> Written request
Give the number of lines in the listing that hold the word "subtitle". Write nothing but that number.

> Raw records
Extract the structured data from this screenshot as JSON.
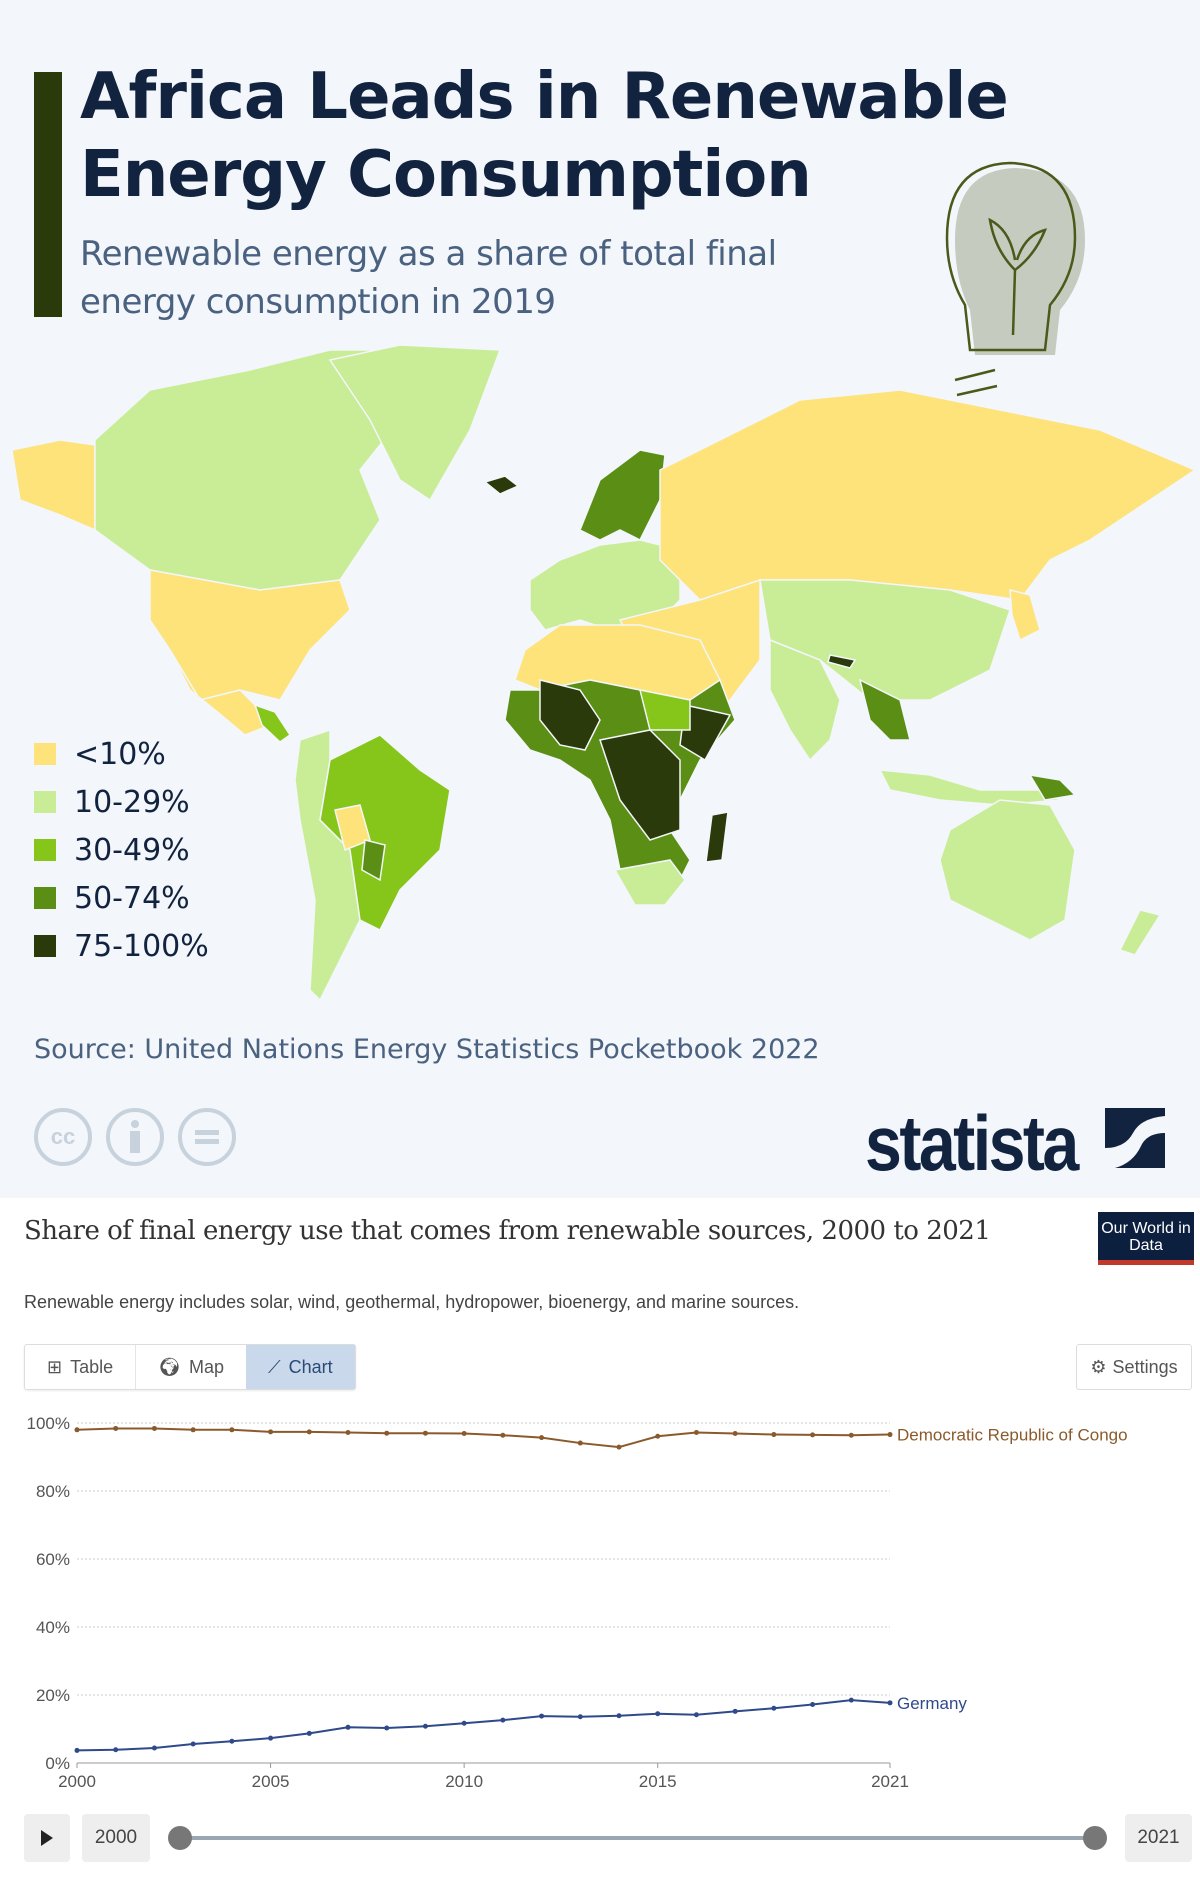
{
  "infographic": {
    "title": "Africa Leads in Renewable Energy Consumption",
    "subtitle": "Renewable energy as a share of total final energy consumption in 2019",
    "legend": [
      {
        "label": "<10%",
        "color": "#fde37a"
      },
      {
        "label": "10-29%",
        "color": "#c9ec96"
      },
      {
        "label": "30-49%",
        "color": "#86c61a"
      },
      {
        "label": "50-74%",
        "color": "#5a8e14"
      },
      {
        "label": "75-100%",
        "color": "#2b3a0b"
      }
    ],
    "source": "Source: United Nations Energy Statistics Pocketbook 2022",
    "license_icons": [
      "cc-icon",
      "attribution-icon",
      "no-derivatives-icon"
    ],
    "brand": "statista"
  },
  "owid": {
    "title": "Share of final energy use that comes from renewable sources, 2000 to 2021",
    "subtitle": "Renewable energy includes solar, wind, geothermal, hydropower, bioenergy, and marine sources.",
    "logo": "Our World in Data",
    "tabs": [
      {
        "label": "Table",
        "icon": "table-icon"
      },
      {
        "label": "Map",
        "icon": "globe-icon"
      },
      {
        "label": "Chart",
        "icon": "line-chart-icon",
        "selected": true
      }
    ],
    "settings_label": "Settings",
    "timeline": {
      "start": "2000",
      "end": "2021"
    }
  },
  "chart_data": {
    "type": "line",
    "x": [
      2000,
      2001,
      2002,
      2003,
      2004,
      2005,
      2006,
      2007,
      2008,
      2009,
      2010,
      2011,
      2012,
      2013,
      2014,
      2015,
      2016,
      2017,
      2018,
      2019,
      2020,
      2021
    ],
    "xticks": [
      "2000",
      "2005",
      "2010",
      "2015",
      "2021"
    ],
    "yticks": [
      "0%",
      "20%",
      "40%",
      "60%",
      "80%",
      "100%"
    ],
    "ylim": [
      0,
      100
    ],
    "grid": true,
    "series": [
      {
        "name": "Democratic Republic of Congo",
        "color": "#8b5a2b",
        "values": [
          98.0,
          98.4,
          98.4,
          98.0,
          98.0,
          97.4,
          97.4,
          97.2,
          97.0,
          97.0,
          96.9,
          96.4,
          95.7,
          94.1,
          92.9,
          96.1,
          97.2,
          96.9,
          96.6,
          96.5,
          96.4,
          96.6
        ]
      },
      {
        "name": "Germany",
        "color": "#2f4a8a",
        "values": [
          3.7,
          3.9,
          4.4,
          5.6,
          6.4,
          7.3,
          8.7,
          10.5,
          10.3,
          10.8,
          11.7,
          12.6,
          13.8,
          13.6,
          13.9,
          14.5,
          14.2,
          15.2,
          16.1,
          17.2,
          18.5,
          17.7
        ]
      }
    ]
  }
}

> Finished task
2